▸ **Input records**
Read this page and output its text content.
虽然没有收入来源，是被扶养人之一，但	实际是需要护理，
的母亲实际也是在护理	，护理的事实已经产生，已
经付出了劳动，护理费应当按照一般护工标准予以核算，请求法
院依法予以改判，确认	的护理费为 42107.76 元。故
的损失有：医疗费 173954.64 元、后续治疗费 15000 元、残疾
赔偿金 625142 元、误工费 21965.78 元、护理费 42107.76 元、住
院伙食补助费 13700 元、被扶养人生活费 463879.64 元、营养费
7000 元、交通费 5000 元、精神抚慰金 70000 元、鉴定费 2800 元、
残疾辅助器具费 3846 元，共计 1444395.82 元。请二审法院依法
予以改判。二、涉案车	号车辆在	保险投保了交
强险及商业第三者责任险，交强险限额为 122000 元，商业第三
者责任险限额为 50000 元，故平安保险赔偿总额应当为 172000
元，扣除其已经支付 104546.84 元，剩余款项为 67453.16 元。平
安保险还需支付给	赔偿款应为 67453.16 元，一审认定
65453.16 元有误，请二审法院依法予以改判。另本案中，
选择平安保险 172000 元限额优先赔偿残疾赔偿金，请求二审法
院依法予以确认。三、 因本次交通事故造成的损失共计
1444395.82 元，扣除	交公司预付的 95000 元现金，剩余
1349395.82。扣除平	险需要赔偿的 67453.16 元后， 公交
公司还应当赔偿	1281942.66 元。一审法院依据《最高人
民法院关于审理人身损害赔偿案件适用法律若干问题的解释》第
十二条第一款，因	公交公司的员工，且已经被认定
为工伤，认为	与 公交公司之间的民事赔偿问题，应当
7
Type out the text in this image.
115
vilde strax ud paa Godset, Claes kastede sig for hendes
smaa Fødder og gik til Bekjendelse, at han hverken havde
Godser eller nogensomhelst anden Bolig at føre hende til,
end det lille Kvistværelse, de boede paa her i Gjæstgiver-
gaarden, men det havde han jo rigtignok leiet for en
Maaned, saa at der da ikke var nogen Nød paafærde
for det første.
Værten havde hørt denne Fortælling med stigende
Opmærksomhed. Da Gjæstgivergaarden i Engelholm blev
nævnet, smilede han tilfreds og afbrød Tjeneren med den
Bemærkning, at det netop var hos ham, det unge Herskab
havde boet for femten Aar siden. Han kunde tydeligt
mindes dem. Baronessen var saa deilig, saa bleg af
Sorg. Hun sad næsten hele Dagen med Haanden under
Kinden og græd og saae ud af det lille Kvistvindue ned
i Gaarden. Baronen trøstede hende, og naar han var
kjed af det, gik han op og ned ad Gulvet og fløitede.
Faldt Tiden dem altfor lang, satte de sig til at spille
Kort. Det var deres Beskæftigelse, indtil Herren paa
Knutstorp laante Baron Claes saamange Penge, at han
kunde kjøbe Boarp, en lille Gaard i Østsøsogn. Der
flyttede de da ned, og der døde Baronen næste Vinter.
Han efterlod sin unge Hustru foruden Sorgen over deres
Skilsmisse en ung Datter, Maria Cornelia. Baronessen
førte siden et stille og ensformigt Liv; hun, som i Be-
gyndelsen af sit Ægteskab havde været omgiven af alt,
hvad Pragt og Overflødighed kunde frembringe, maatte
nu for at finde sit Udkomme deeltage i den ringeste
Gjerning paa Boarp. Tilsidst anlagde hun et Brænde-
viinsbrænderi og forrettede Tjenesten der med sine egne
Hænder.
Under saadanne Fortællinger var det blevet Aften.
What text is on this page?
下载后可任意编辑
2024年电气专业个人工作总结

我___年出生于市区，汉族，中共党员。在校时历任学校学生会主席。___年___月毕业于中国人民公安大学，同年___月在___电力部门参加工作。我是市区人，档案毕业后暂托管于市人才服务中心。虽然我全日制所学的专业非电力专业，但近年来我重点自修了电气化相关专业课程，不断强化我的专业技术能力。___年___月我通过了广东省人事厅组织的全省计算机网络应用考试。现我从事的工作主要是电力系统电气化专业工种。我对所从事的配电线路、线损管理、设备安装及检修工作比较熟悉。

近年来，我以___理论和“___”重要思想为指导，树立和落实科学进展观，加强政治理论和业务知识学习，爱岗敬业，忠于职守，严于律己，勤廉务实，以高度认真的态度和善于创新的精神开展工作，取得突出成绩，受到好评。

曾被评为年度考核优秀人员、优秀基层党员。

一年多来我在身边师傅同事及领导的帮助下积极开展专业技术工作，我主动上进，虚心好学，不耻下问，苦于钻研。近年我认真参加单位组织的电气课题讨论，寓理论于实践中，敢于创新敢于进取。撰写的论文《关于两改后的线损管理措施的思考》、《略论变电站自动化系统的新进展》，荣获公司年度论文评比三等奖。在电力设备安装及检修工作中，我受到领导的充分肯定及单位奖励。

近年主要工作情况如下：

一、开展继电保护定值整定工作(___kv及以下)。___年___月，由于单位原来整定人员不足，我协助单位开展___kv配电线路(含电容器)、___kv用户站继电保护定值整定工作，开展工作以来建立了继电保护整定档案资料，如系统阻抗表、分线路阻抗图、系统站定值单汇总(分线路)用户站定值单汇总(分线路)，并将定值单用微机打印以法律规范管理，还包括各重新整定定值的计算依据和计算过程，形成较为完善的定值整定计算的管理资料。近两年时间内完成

▸ **What the exercise asks**
Report only the number of lines that hold the word "this".

▸ **Complete answer**
3